PROVIDED RECORDS:
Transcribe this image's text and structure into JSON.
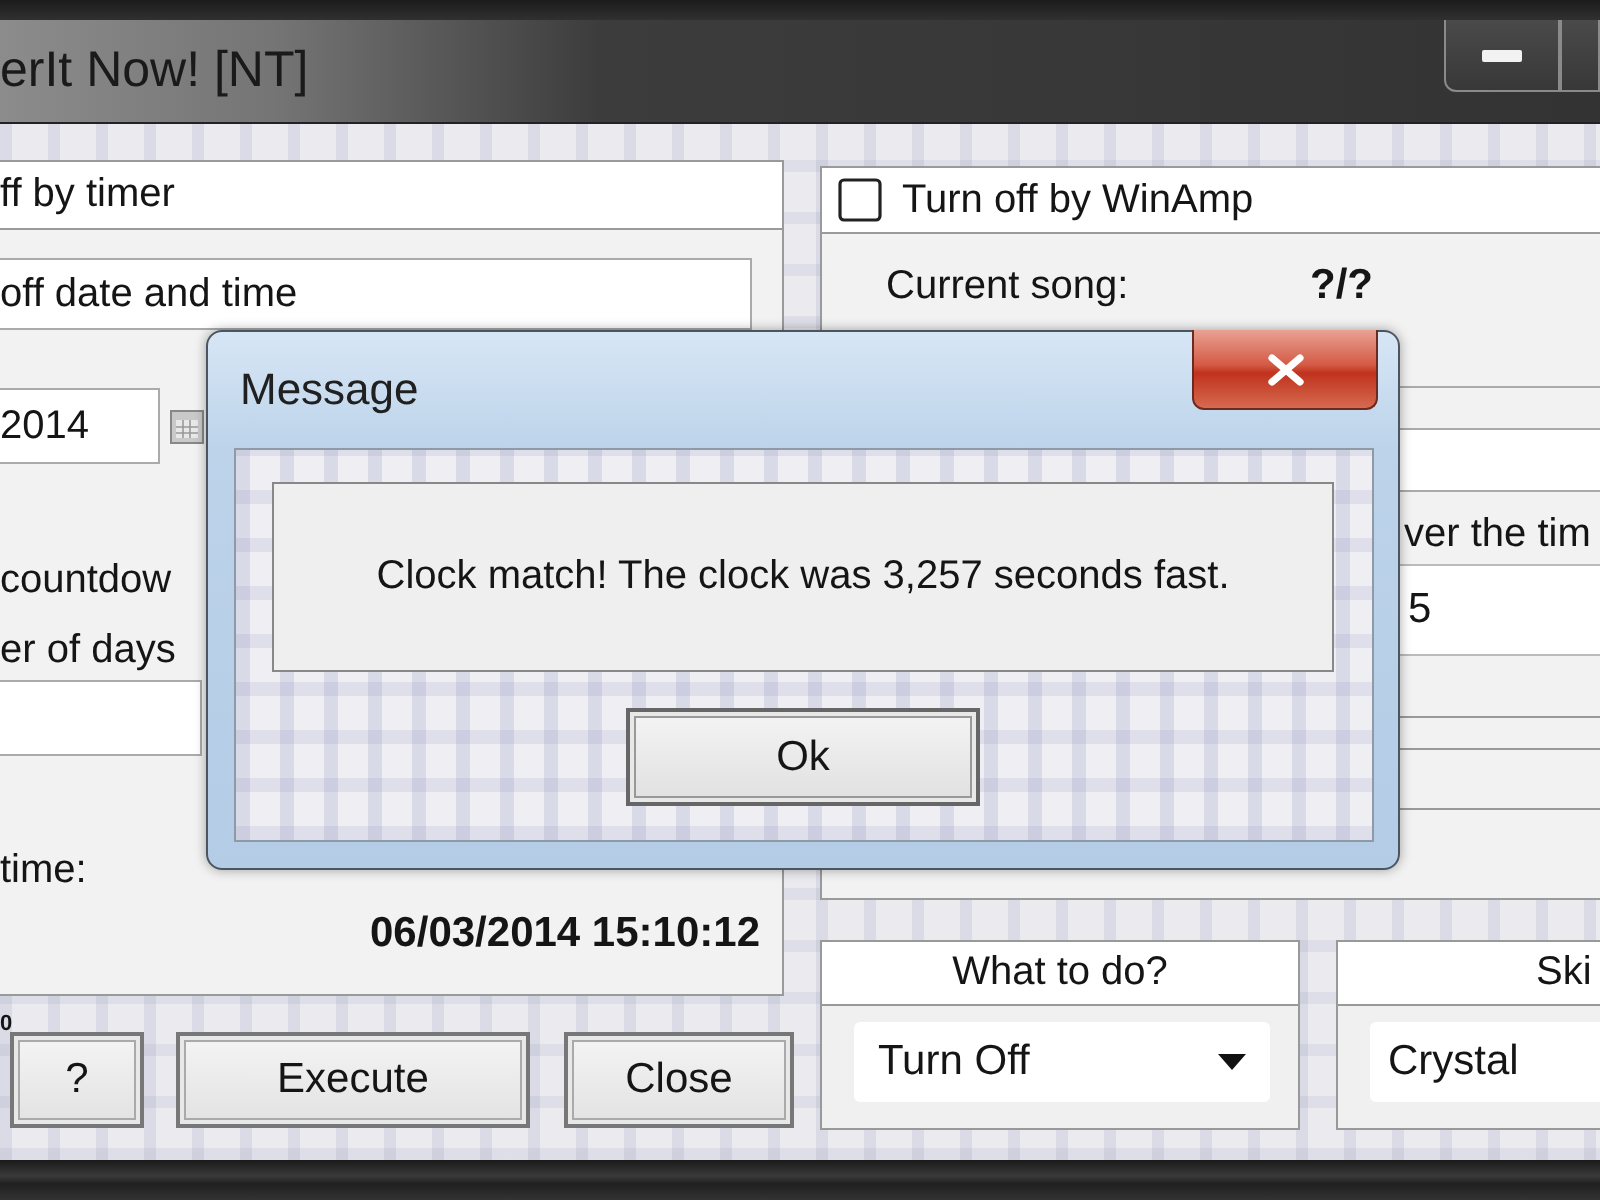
{
  "window": {
    "title": "erIt Now! [NT]"
  },
  "timer_panel": {
    "header": "ff by timer",
    "mode_option": "off date and time",
    "date_field": {
      "value": "2014"
    },
    "countdown_option": "countdow",
    "days_label": "er of days",
    "time_label": "time:",
    "target_time": "06/03/2014 15:10:12"
  },
  "corner_text": "0",
  "buttons": [
    {
      "label": "?"
    },
    {
      "label": "Execute"
    },
    {
      "label": "Close"
    }
  ],
  "winamp_panel": {
    "checkbox": {
      "label": "Turn off by WinAmp",
      "checked": false
    },
    "song_label": "Current song:",
    "song_value": "?/?",
    "option_label": "ver the tim",
    "field_value": "5"
  },
  "action_group": {
    "title": "What to do?",
    "dropdown": {
      "value": "Turn Off"
    }
  },
  "skin_group": {
    "title": "Ski",
    "dropdown": {
      "value": "Crystal"
    }
  },
  "dialog": {
    "title": "Message",
    "message": "Clock match! The clock was 3,257 seconds fast.",
    "button": "Ok"
  }
}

WHAT THE EXERCISE ASKS: Output every entry verbatim. Pictures do not belong in the copy.

PROBLEM SOLUTION:
Transcribe this image's text and structure into JSON.
{
  "window": {
    "title": "erIt Now! [NT]"
  },
  "timer_panel": {
    "header": "ff by timer",
    "mode_option": "off date and time",
    "date_field": {
      "value": "2014"
    },
    "countdown_option": "countdow",
    "days_label": "er of days",
    "time_label": "time:",
    "target_time": "06/03/2014 15:10:12"
  },
  "corner_text": "0",
  "buttons": [
    {
      "label": "?"
    },
    {
      "label": "Execute"
    },
    {
      "label": "Close"
    }
  ],
  "winamp_panel": {
    "checkbox": {
      "label": "Turn off by WinAmp",
      "checked": false
    },
    "song_label": "Current song:",
    "song_value": "?/?",
    "option_label": "ver the tim",
    "field_value": "5"
  },
  "action_group": {
    "title": "What to do?",
    "dropdown": {
      "value": "Turn Off"
    }
  },
  "skin_group": {
    "title": "Ski",
    "dropdown": {
      "value": "Crystal"
    }
  },
  "dialog": {
    "title": "Message",
    "message": "Clock match! The clock was 3,257 seconds fast.",
    "button": "Ok"
  }
}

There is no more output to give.